Records from a data source

** BEGIN **

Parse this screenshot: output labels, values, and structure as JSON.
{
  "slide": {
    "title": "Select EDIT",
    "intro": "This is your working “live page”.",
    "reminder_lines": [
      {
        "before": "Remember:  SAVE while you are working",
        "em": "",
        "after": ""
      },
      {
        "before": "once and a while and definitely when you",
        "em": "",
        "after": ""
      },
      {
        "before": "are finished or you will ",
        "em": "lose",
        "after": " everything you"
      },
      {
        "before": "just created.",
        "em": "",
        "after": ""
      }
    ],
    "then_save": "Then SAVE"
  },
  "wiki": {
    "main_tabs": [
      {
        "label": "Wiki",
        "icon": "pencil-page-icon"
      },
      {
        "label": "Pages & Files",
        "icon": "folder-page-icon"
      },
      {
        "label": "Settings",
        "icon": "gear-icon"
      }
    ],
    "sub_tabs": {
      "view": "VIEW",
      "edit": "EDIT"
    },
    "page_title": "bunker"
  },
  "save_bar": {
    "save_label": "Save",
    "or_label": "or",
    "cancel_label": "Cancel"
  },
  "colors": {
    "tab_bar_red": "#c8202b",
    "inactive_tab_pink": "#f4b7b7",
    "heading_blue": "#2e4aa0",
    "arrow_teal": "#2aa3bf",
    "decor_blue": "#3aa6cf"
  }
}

** END **

Only lines with the word "icon" should be collected from the material.

**SOLUTION FOR THIS TASK**.
        "icon": "pencil-page-icon"
        "icon": "folder-page-icon"
        "icon": "gear-icon"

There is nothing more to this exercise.